## begin Data rows

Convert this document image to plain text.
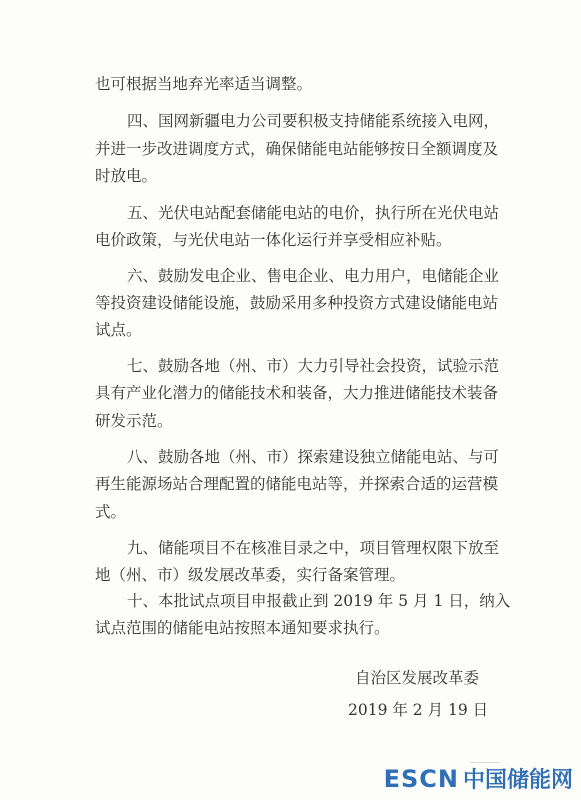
也可根据当地弃光率适当调整。
四、国网新疆电力公司要积极支持储能系统接入电网，
并进一步改进调度方式，确保储能电站能够按日全额调度及
时放电。
五、光伏电站配套储能电站的电价，执行所在光伏电站
电价政策，与光伏电站一体化运行并享受相应补贴。
六、鼓励发电企业、售电企业、电力用户，电储能企业
等投资建设储能设施，鼓励采用多种投资方式建设储能电站
试点。
七、鼓励各地（州、市）大力引导社会投资，试验示范
具有产业化潜力的储能技术和装备，大力推进储能技术装备
研发示范。
八、鼓励各地（州、市）探索建设独立储能电站、与可
再生能源场站合理配置的储能电站等，并探索合适的运营模
式。
九、储能项目不在核准目录之中，项目管理权限下放至
地（州、市）级发展改革委，实行备案管理。
十、本批试点项目申报截止到 2019 年 5 月 1 日，纳入
试点范围的储能电站按照本通知要求执行。
自治区发展改革委
2019 年 2 月 19 日
ESCN 中国储能网
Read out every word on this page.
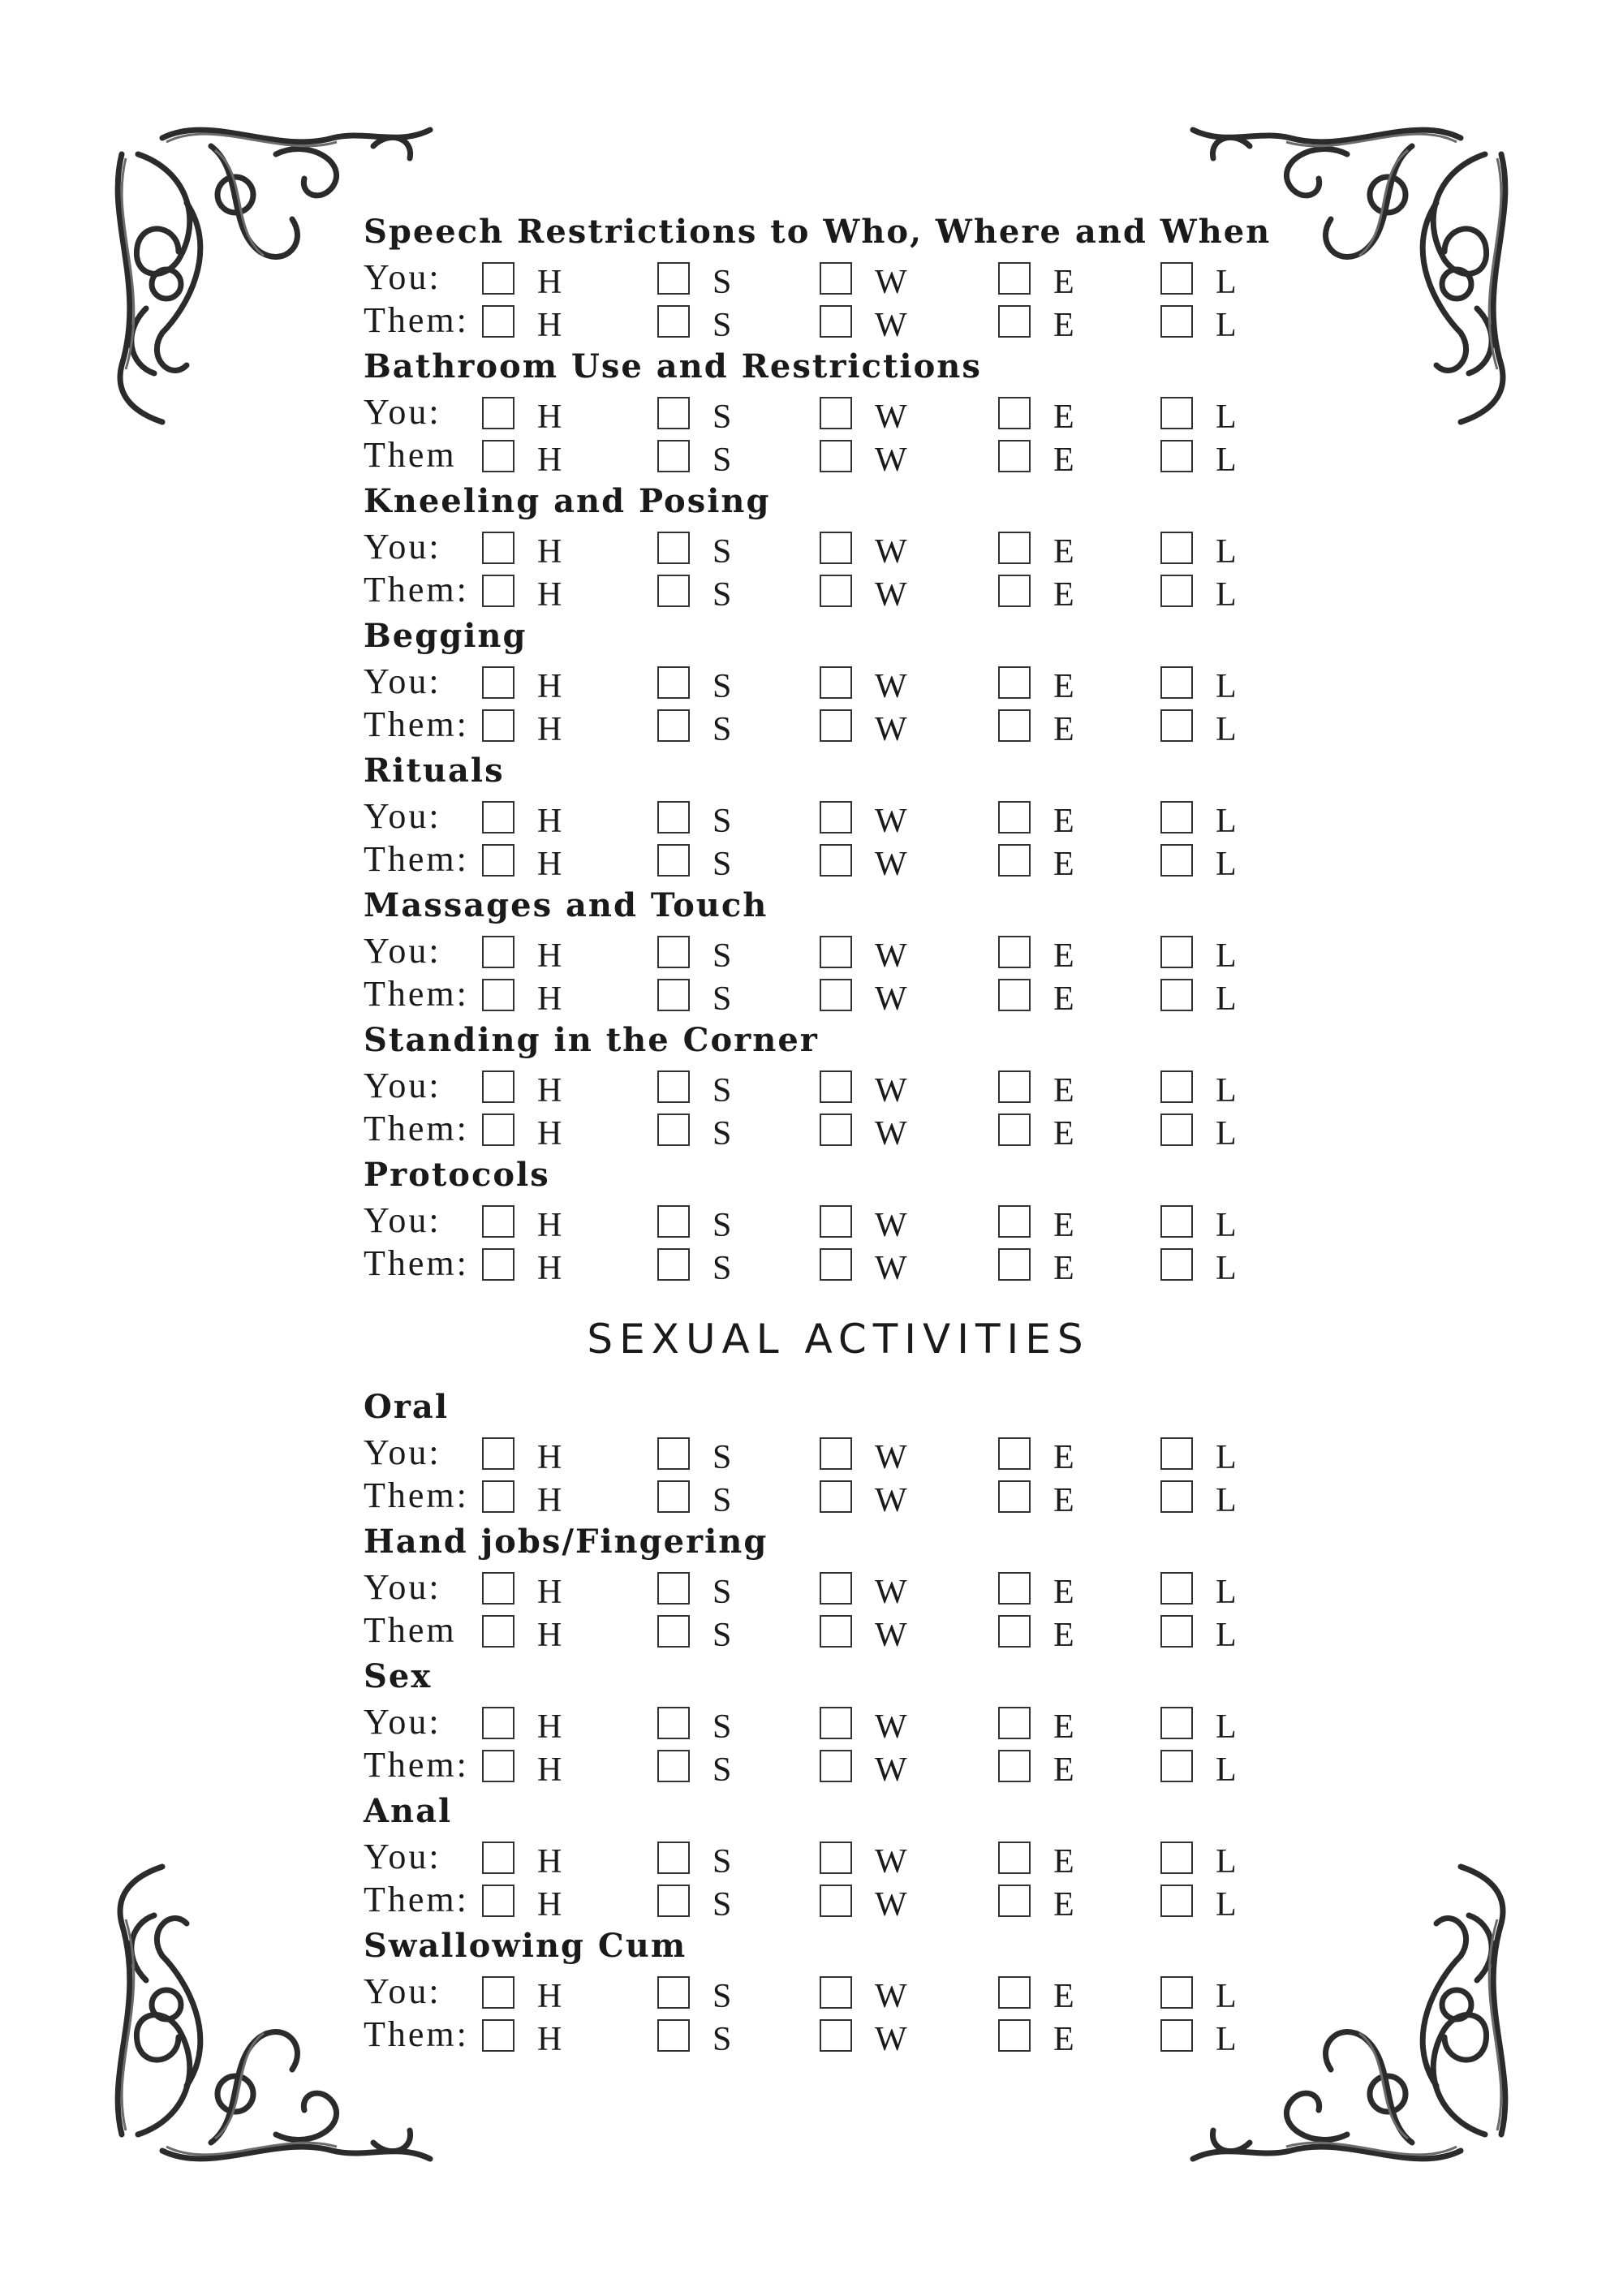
Speech Restrictions to Who, Where and When
You:	H	S	W	E	L
Them: H	S	W	E	L
Bathroom Use and Restrictions
You:	H	S	W	E	L
Them H	S	W	E	L
Kneeling and Posing
You:	H	S	W	E	L
Them: H	S	W	E	L
Begging
You:	H	S	W	E	L
Them: H	S	W	E	L
Rituals
You:	H	S	W	E	L
Them: H	S	W	E	L
Massages and Touch
You:	H	S	W	E	L
Them: H	S	W	E	L
Standing in the Corner
You:	H	S	W	E	L
Them: H	S	W	E	L
Protocols
You:	H	S	W	E	L
Them: H	S	W	E	L
SEXUAL ACTIVITIES
Oral
You:	H	S	W	E	L
Them: H	S	W	E	L
Hand jobs/Fingering
You:	H	S	W	E	L
Them H	S	W	E	L
Sex
You:	H	S	W	E	L
Them: H	S	W	E	L
Anal
You:	H	S	W	E	L
Them: H	S	W	E	L
Swallowing Cum
You:	H	S	W	E	L
Them: H	S	W	E	L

## end Data rows

- Goal of the exercise
Copy all the lines of data exactly as they appear, dropping any images.

- Output below
Convert this document image to plain text.
也可根据当地弃光率适当调整。
四、国网新疆电力公司要积极支持储能系统接入电网，
并进一步改进调度方式，确保储能电站能够按日全额调度及
时放电。
五、光伏电站配套储能电站的电价，执行所在光伏电站
电价政策，与光伏电站一体化运行并享受相应补贴。
六、鼓励发电企业、售电企业、电力用户，电储能企业
等投资建设储能设施，鼓励采用多种投资方式建设储能电站
试点。
七、鼓励各地（州、市）大力引导社会投资，试验示范
具有产业化潜力的储能技术和装备，大力推进储能技术装备
研发示范。
八、鼓励各地（州、市）探索建设独立储能电站、与可
再生能源场站合理配置的储能电站等，并探索合适的运营模
式。
九、储能项目不在核准目录之中，项目管理权限下放至
地（州、市）级发展改革委，实行备案管理。
十、本批试点项目申报截止到 2019 年 5 月 1 日，纳入
试点范围的储能电站按照本通知要求执行。
自治区发展改革委
2019 年 2 月 19 日
ESCN 中国储能网
Read out every word on this page.
Speech Restrictions to Who, Where and When
You:	H	S	W	E	L
Them: H	S	W	E	L
Bathroom Use and Restrictions
You:	H	S	W	E	L
Them H	S	W	E	L
Kneeling and Posing
You:	H	S	W	E	L
Them: H	S	W	E	L
Begging
You:	H	S	W	E	L
Them: H	S	W	E	L
Rituals
You:	H	S	W	E	L
Them: H	S	W	E	L
Massages and Touch
You:	H	S	W	E	L
Them: H	S	W	E	L
Standing in the Corner
You:	H	S	W	E	L
Them: H	S	W	E	L
Protocols
You:	H	S	W	E	L
Them: H	S	W	E	L
SEXUAL ACTIVITIES
Oral
You:	H	S	W	E	L
Them: H	S	W	E	L
Hand jobs/Fingering
You:	H	S	W	E	L
Them H	S	W	E	L
Sex
You:	H	S	W	E	L
Them: H	S	W	E	L
Anal
You:	H	S	W	E	L
Them: H	S	W	E	L
Swallowing Cum
You:	H	S	W	E	L
Them: H	S	W	E	L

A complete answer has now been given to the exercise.